Tell how many lines have the string "Республики" in them, and write nothing besides the number.

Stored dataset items
________

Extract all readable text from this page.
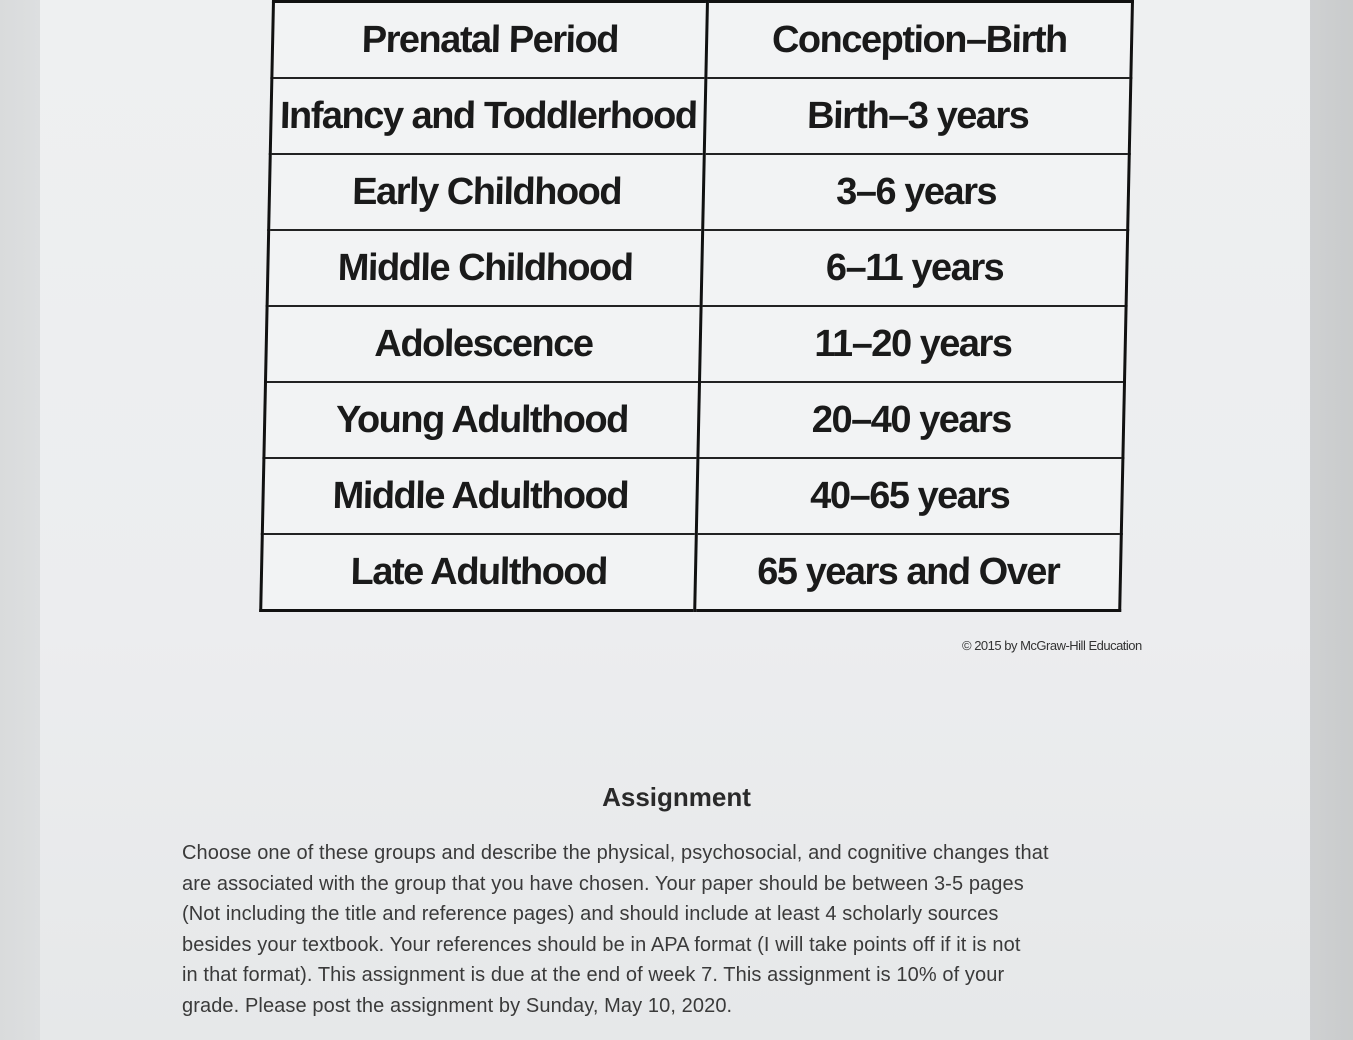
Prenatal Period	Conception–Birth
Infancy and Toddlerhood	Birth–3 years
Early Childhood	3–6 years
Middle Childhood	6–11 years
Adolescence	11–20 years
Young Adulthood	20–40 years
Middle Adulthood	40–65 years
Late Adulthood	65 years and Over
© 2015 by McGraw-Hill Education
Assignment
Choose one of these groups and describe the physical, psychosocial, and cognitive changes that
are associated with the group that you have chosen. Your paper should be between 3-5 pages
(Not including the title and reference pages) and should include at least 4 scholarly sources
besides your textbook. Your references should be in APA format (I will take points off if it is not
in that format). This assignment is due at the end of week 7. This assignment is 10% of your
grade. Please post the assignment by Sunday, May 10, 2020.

________

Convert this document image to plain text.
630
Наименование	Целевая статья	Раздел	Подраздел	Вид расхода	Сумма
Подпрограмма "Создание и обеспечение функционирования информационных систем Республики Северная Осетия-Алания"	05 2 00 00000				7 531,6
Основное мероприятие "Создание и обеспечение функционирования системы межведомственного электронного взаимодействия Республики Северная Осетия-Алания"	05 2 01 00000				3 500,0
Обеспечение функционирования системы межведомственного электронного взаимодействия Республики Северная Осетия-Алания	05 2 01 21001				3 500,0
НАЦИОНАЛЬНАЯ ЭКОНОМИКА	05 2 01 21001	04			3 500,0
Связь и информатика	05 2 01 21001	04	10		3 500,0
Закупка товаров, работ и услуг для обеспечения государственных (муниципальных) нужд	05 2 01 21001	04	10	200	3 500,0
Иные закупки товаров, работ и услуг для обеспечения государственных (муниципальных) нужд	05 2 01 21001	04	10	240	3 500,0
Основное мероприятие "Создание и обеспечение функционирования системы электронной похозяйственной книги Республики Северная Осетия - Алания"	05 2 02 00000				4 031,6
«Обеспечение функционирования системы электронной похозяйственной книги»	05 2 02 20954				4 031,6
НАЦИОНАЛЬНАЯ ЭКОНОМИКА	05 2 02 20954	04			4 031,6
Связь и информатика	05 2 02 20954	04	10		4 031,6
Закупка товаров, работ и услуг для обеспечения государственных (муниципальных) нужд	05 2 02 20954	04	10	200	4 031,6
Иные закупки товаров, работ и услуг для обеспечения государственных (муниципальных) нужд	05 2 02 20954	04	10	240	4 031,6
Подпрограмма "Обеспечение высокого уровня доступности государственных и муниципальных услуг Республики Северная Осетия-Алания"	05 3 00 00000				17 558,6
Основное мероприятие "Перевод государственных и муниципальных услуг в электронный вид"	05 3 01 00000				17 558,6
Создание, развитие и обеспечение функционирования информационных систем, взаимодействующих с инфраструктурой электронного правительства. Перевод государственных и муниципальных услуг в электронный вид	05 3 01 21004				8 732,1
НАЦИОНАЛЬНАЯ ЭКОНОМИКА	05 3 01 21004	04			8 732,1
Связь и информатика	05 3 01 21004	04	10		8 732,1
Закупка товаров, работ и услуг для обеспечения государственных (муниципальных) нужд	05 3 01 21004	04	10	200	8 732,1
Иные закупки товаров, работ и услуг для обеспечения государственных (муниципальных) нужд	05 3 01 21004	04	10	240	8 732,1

________

= Output for this task =
5